### SHORT TASK
Return all of the entries exactly, with nothing added or left out.

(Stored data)
○ ○ ○ ○
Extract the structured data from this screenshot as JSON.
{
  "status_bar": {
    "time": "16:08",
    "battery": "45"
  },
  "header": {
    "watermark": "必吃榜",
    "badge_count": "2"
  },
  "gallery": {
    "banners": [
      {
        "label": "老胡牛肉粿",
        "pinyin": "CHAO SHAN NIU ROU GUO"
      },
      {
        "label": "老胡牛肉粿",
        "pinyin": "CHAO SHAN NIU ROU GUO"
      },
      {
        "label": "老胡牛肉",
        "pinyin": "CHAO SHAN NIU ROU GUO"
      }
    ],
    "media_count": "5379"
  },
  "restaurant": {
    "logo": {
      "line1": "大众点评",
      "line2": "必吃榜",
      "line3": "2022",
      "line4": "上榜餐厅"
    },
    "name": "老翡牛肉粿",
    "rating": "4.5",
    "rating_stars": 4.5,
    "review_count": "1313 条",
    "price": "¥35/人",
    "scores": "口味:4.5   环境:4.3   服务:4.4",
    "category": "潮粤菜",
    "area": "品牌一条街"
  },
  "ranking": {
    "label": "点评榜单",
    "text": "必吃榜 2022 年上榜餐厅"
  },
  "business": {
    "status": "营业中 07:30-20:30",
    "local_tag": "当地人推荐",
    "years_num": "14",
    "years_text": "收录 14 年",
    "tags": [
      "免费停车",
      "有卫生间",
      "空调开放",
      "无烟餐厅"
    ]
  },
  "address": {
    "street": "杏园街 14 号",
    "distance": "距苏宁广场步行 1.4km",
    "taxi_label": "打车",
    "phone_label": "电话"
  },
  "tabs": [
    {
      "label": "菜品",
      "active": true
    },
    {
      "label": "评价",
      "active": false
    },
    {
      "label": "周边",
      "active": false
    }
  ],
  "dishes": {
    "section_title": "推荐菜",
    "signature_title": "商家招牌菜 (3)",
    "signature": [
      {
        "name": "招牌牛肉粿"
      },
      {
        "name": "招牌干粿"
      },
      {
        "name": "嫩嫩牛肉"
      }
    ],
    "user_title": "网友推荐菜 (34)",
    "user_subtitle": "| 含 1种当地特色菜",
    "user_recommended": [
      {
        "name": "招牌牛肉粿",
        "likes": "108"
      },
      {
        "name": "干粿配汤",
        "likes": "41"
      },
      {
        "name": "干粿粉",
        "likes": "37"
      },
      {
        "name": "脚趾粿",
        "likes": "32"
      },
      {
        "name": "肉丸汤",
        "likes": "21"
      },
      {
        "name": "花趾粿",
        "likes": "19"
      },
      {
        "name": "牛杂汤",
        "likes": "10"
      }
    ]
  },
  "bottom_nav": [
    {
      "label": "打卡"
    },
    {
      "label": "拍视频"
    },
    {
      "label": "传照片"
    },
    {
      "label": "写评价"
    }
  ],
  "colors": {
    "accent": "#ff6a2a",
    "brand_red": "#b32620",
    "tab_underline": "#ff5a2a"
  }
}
○ ○ ○ ○
### RESULT OF THIS TASK
Extract the structured data from this screenshot as JSON.
{
  "status_bar": {
    "time": "16:08",
    "battery": "45"
  },
  "header": {
    "watermark": "必吃榜",
    "badge_count": "2"
  },
  "gallery": {
    "banners": [
      {
        "label": "老胡牛肉粿",
        "pinyin": "CHAO SHAN NIU ROU GUO"
      },
      {
        "label": "老胡牛肉粿",
        "pinyin": "CHAO SHAN NIU ROU GUO"
      },
      {
        "label": "老胡牛肉",
        "pinyin": "CHAO SHAN NIU ROU GUO"
      }
    ],
    "media_count": "5379"
  },
  "restaurant": {
    "logo": {
      "line1": "大众点评",
      "line2": "必吃榜",
      "line3": "2022",
      "line4": "上榜餐厅"
    },
    "name": "老翡牛肉粿",
    "rating": "4.5",
    "rating_stars": 4.5,
    "review_count": "1313 条",
    "price": "¥35/人",
    "scores": "口味:4.5   环境:4.3   服务:4.4",
    "category": "潮粤菜",
    "area": "品牌一条街"
  },
  "ranking": {
    "label": "点评榜单",
    "text": "必吃榜 2022 年上榜餐厅"
  },
  "business": {
    "status": "营业中 07:30-20:30",
    "local_tag": "当地人推荐",
    "years_num": "14",
    "years_text": "收录 14 年",
    "tags": [
      "免费停车",
      "有卫生间",
      "空调开放",
      "无烟餐厅"
    ]
  },
  "address": {
    "street": "杏园街 14 号",
    "distance": "距苏宁广场步行 1.4km",
    "taxi_label": "打车",
    "phone_label": "电话"
  },
  "tabs": [
    {
      "label": "菜品",
      "active": true
    },
    {
      "label": "评价",
      "active": false
    },
    {
      "label": "周边",
      "active": false
    }
  ],
  "dishes": {
    "section_title": "推荐菜",
    "signature_title": "商家招牌菜 (3)",
    "signature": [
      {
        "name": "招牌牛肉粿"
      },
      {
        "name": "招牌干粿"
      },
      {
        "name": "嫩嫩牛肉"
      }
    ],
    "user_title": "网友推荐菜 (34)",
    "user_subtitle": "| 含 1种当地特色菜",
    "user_recommended": [
      {
        "name": "招牌牛肉粿",
        "likes": "108"
      },
      {
        "name": "干粿配汤",
        "likes": "41"
      },
      {
        "name": "干粿粉",
        "likes": "37"
      },
      {
        "name": "脚趾粿",
        "likes": "32"
      },
      {
        "name": "肉丸汤",
        "likes": "21"
      },
      {
        "name": "花趾粿",
        "likes": "19"
      },
      {
        "name": "牛杂汤",
        "likes": "10"
      }
    ]
  },
  "bottom_nav": [
    {
      "label": "打卡"
    },
    {
      "label": "拍视频"
    },
    {
      "label": "传照片"
    },
    {
      "label": "写评价"
    }
  ],
  "colors": {
    "accent": "#ff6a2a",
    "brand_red": "#b32620",
    "tab_underline": "#ff5a2a"
  }
}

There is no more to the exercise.